**TASK DESCRIPTION:** Would you repeat the listing exactly but omit every picture?

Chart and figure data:
* Start *
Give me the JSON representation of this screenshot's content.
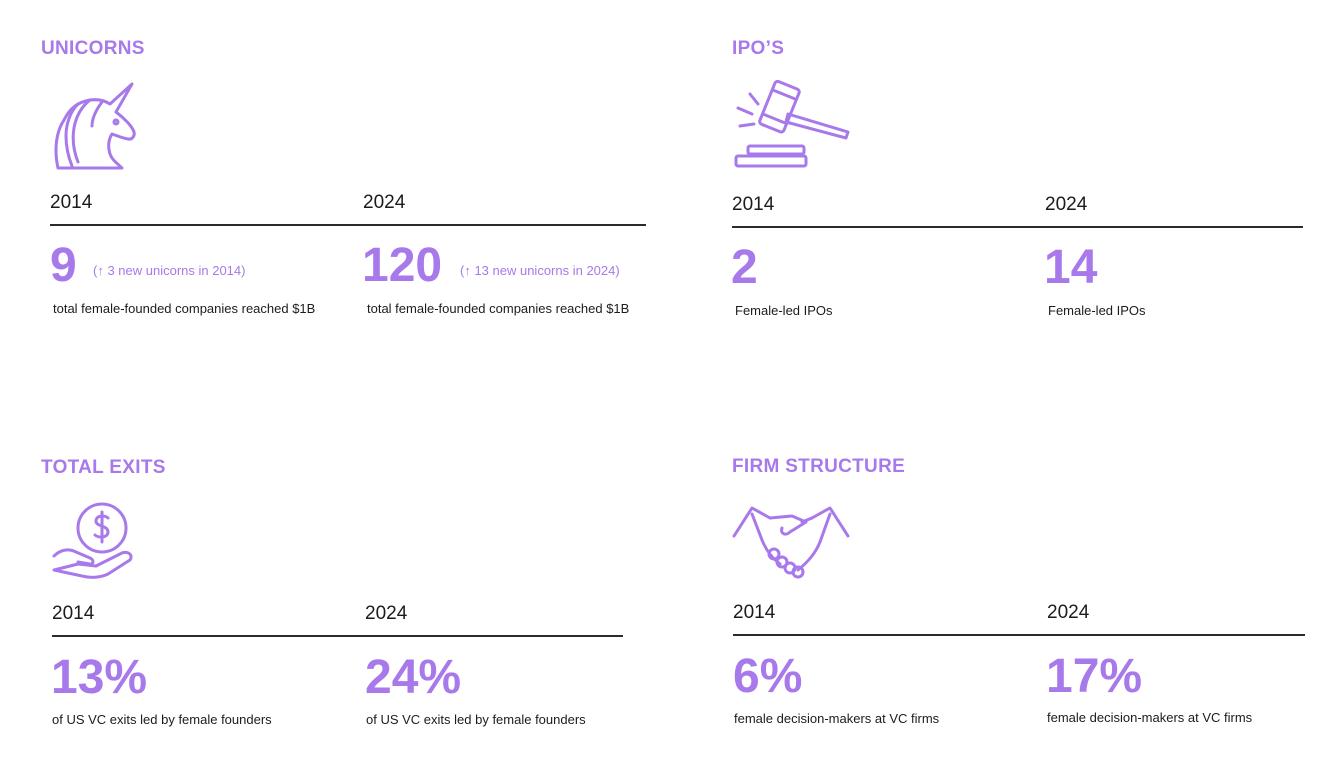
{
  "colors": {
    "accent": "#a779ea",
    "text": "#1c1c1c",
    "rule": "#2b2b2b"
  },
  "sections": {
    "unicorns": {
      "title": "UNICORNS",
      "icon": "unicorn-icon",
      "col1": {
        "year": "2014",
        "value": "9",
        "note": "(↑ 3 new unicorns in 2014)",
        "desc": "total female-founded companies reached $1B"
      },
      "col2": {
        "year": "2024",
        "value": "120",
        "note": "(↑ 13 new unicorns in 2024)",
        "desc": "total female-founded companies reached $1B"
      }
    },
    "ipos": {
      "title": "IPO’S",
      "icon": "gavel-icon",
      "col1": {
        "year": "2014",
        "value": "2",
        "desc": "Female-led IPOs"
      },
      "col2": {
        "year": "2024",
        "value": "14",
        "desc": "Female-led IPOs"
      }
    },
    "exits": {
      "title": "TOTAL EXITS",
      "icon": "hand-coin-icon",
      "col1": {
        "year": "2014",
        "value": "13%",
        "desc": "of US VC exits led by female founders"
      },
      "col2": {
        "year": "2024",
        "value": "24%",
        "desc": "of US VC exits led by female founders"
      }
    },
    "firm": {
      "title": "FIRM STRUCTURE",
      "icon": "handshake-icon",
      "col1": {
        "year": "2014",
        "value": "6%",
        "desc": "female decision-makers at VC firms"
      },
      "col2": {
        "year": "2024",
        "value": "17%",
        "desc": "female decision-makers at VC firms"
      }
    }
  }
}
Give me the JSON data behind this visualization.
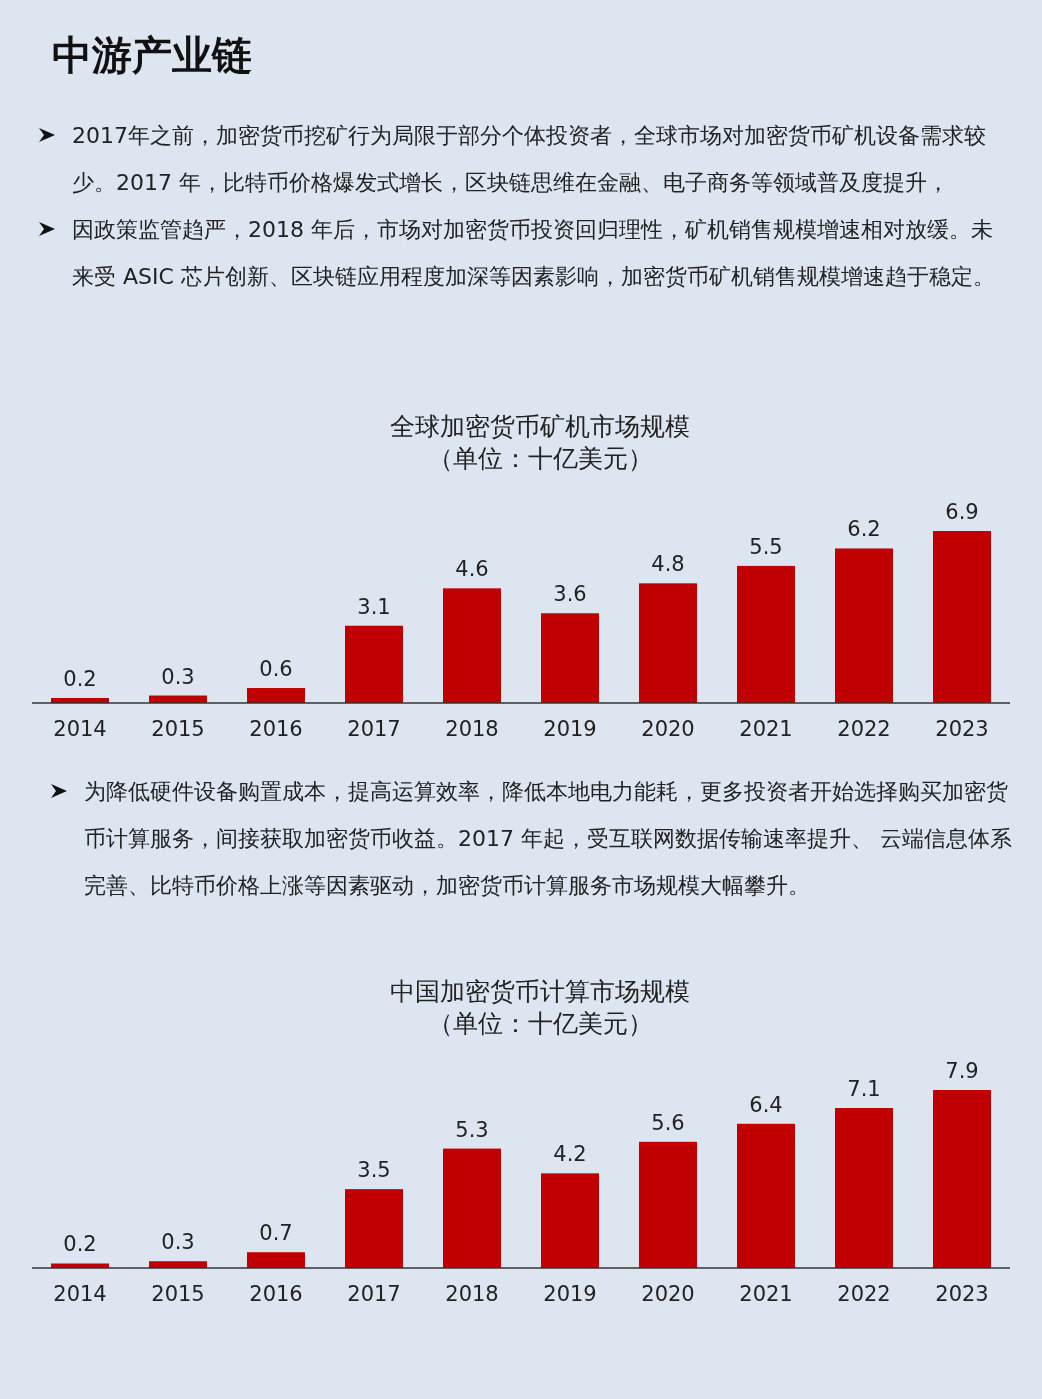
{
  "chart_data": [
    {
      "type": "bar",
      "title": "全球加密货币矿机市场规模",
      "subtitle": "（单位：十亿美元）",
      "annotations": [
        "中游产业链",
        "2017年之前，加密货币挖矿行为局限于部分个体投资者，全球市场对加密货币矿机设备需求较少。2017 年，比特币价格爆发式增长，区块链思维在金融、电子商务等领域普及度提升，",
        "因政策监管趋严，2018 年后，市场对加密货币投资回归理性，矿机销售规模增速相对放缓。未来受 ASIC 芯片创新、区块链应用程度加深等因素影响，加密货币矿机销售规模增速趋于稳定。"
      ],
      "categories": [
        "2014",
        "2015",
        "2016",
        "2017",
        "2018",
        "2019",
        "2020",
        "2021",
        "2022",
        "2023"
      ],
      "values": [
        0.2,
        0.3,
        0.6,
        3.1,
        4.6,
        3.6,
        4.8,
        5.5,
        6.2,
        6.9
      ],
      "color": "#c00000",
      "data_labels": true
    },
    {
      "type": "bar",
      "title": "中国加密货币计算市场规模",
      "subtitle": "（单位：十亿美元）",
      "annotations": [
        "为降低硬件设备购置成本，提高运算效率，降低本地电力能耗，更多投资者开始选择购买加密货币计算服务，间接获取加密货币收益。2017 年起，受互联网数据传输速率提升、 云端信息体系完善、比特币价格上涨等因素驱动，加密货币计算服务市场规模大幅攀升。"
      ],
      "categories": [
        "2014",
        "2015",
        "2016",
        "2017",
        "2018",
        "2019",
        "2020",
        "2021",
        "2022",
        "2023"
      ],
      "values": [
        0.2,
        0.3,
        0.7,
        3.5,
        5.3,
        4.2,
        5.6,
        6.4,
        7.1,
        7.9
      ],
      "color": "#c00000",
      "data_labels": true
    }
  ]
}
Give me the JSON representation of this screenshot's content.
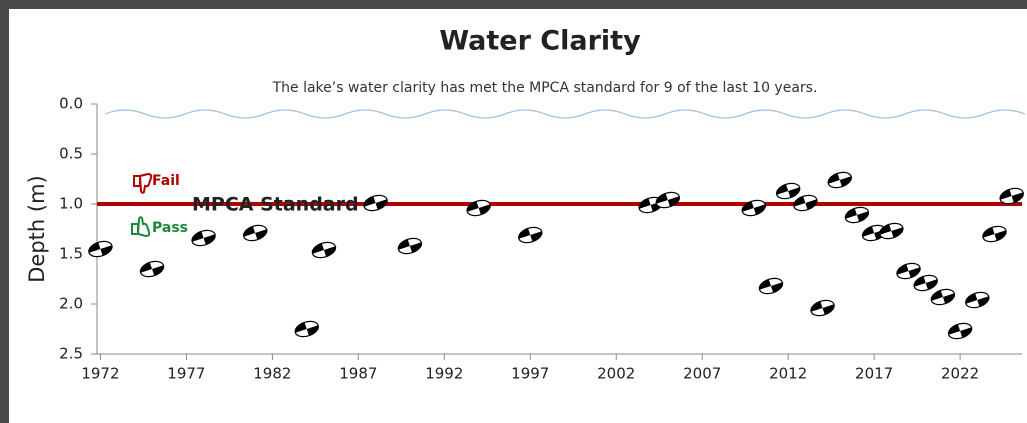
{
  "chart_data": {
    "type": "scatter",
    "title": "Water Clarity",
    "subtitle": "The lake’s water clarity has met the MPCA standard for 9 of the last 10 years.",
    "y_label": "Depth  (m)",
    "x": [
      1972,
      1975,
      1978,
      1981,
      1984,
      1985,
      1988,
      1990,
      1994,
      1997,
      2004,
      2005,
      2010,
      2011,
      2012,
      2013,
      2014,
      2015,
      2016,
      2017,
      2018,
      2019,
      2020,
      2021,
      2022,
      2023,
      2024,
      2025
    ],
    "values": [
      1.45,
      1.65,
      1.34,
      1.29,
      2.25,
      1.46,
      0.99,
      1.42,
      1.04,
      1.31,
      1.01,
      0.96,
      1.04,
      1.82,
      0.87,
      0.99,
      2.04,
      0.76,
      1.11,
      1.29,
      1.27,
      1.67,
      1.79,
      1.93,
      2.27,
      1.96,
      1.3,
      0.92
    ],
    "xlim": [
      1971.8,
      2025.6
    ],
    "xticks": [
      1972,
      1977,
      1982,
      1987,
      1992,
      1997,
      2002,
      2007,
      2012,
      2017,
      2022
    ],
    "ylim": [
      0,
      2.5
    ],
    "yticks": [
      {
        "value": 0,
        "label": "0.0"
      },
      {
        "value": 0.5,
        "label": "0.5"
      },
      {
        "value": 1,
        "label": "1.0"
      },
      {
        "value": 1.5,
        "label": "1.5"
      },
      {
        "value": 2,
        "label": "2.0"
      },
      {
        "value": 2.5,
        "label": "2.5"
      }
    ],
    "y_inverted": true,
    "standard": {
      "value": 1,
      "label": "MPCA Standard",
      "color": "#b00000"
    },
    "fail_label": "Fail",
    "pass_label": "Pass"
  }
}
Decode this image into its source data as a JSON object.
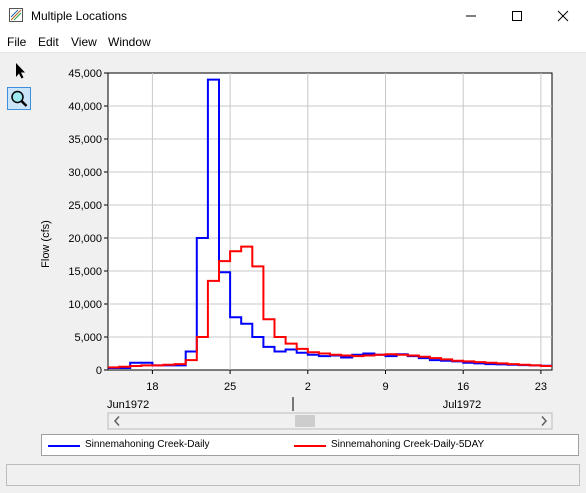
* End *
**ANSWER IN FULL:**
Give me the JSON representation of this screenshot's content.
{
  "colors": {
    "accent": "#a779ea",
    "text": "#1c1c1c",
    "rule": "#2b2b2b"
  },
  "sections": {
    "unicorns": {
      "title": "UNICORNS",
      "icon": "unicorn-icon",
      "col1": {
        "year": "2014",
        "value": "9",
        "note": "(↑ 3 new unicorns in 2014)",
        "desc": "total female-founded companies reached $1B"
      },
      "col2": {
        "year": "2024",
        "value": "120",
        "note": "(↑ 13 new unicorns in 2024)",
        "desc": "total female-founded companies reached $1B"
      }
    },
    "ipos": {
      "title": "IPO’S",
      "icon": "gavel-icon",
      "col1": {
        "year": "2014",
        "value": "2",
        "desc": "Female-led IPOs"
      },
      "col2": {
        "year": "2024",
        "value": "14",
        "desc": "Female-led IPOs"
      }
    },
    "exits": {
      "title": "TOTAL EXITS",
      "icon": "hand-coin-icon",
      "col1": {
        "year": "2014",
        "value": "13%",
        "desc": "of US VC exits led by female founders"
      },
      "col2": {
        "year": "2024",
        "value": "24%",
        "desc": "of US VC exits led by female founders"
      }
    },
    "firm": {
      "title": "FIRM STRUCTURE",
      "icon": "handshake-icon",
      "col1": {
        "year": "2014",
        "value": "6%",
        "desc": "female decision-makers at VC firms"
      },
      "col2": {
        "year": "2024",
        "value": "17%",
        "desc": "female decision-makers at VC firms"
      }
    }
  }
}
Give me the JSON data behind this visualization.
{
  "chart_data": [
    {
      "type": "bar",
      "title": "全球加密货币矿机市场规模",
      "subtitle": "（单位：十亿美元）",
      "annotations": [
        "中游产业链",
        "2017年之前，加密货币挖矿行为局限于部分个体投资者，全球市场对加密货币矿机设备需求较少。2017 年，比特币价格爆发式增长，区块链思维在金融、电子商务等领域普及度提升，",
        "因政策监管趋严，2018 年后，市场对加密货币投资回归理性，矿机销售规模增速相对放缓。未来受 ASIC 芯片创新、区块链应用程度加深等因素影响，加密货币矿机销售规模增速趋于稳定。"
      ],
      "categories": [
        "2014",
        "2015",
        "2016",
        "2017",
        "2018",
        "2019",
        "2020",
        "2021",
        "2022",
        "2023"
      ],
      "values": [
        0.2,
        0.3,
        0.6,
        3.1,
        4.6,
        3.6,
        4.8,
        5.5,
        6.2,
        6.9
      ],
      "color": "#c00000",
      "data_labels": true
    },
    {
      "type": "bar",
      "title": "中国加密货币计算市场规模",
      "subtitle": "（单位：十亿美元）",
      "annotations": [
        "为降低硬件设备购置成本，提高运算效率，降低本地电力能耗，更多投资者开始选择购买加密货币计算服务，间接获取加密货币收益。2017 年起，受互联网数据传输速率提升、 云端信息体系完善、比特币价格上涨等因素驱动，加密货币计算服务市场规模大幅攀升。"
      ],
      "categories": [
        "2014",
        "2015",
        "2016",
        "2017",
        "2018",
        "2019",
        "2020",
        "2021",
        "2022",
        "2023"
      ],
      "values": [
        0.2,
        0.3,
        0.7,
        3.5,
        5.3,
        4.2,
        5.6,
        6.4,
        7.1,
        7.9
      ],
      "color": "#c00000",
      "data_labels": true
    }
  ]
}
Give me the JSON representation of this screenshot's content.
{
  "chart_data": {
    "type": "scatter",
    "title": "Water Clarity",
    "subtitle": "The lake’s water clarity has met the MPCA standard for 9 of the last 10 years.",
    "y_label": "Depth  (m)",
    "x": [
      1972,
      1975,
      1978,
      1981,
      1984,
      1985,
      1988,
      1990,
      1994,
      1997,
      2004,
      2005,
      2010,
      2011,
      2012,
      2013,
      2014,
      2015,
      2016,
      2017,
      2018,
      2019,
      2020,
      2021,
      2022,
      2023,
      2024,
      2025
    ],
    "values": [
      1.45,
      1.65,
      1.34,
      1.29,
      2.25,
      1.46,
      0.99,
      1.42,
      1.04,
      1.31,
      1.01,
      0.96,
      1.04,
      1.82,
      0.87,
      0.99,
      2.04,
      0.76,
      1.11,
      1.29,
      1.27,
      1.67,
      1.79,
      1.93,
      2.27,
      1.96,
      1.3,
      0.92
    ],
    "xlim": [
      1971.8,
      2025.6
    ],
    "xticks": [
      1972,
      1977,
      1982,
      1987,
      1992,
      1997,
      2002,
      2007,
      2012,
      2017,
      2022
    ],
    "ylim": [
      0,
      2.5
    ],
    "yticks": [
      {
        "value": 0,
        "label": "0.0"
      },
      {
        "value": 0.5,
        "label": "0.5"
      },
      {
        "value": 1,
        "label": "1.0"
      },
      {
        "value": 1.5,
        "label": "1.5"
      },
      {
        "value": 2,
        "label": "2.0"
      },
      {
        "value": 2.5,
        "label": "2.5"
      }
    ],
    "y_inverted": true,
    "standard": {
      "value": 1,
      "label": "MPCA Standard",
      "color": "#b00000"
    },
    "fail_label": "Fail",
    "pass_label": "Pass"
  }
}
Decode this image into its source data as a JSON object.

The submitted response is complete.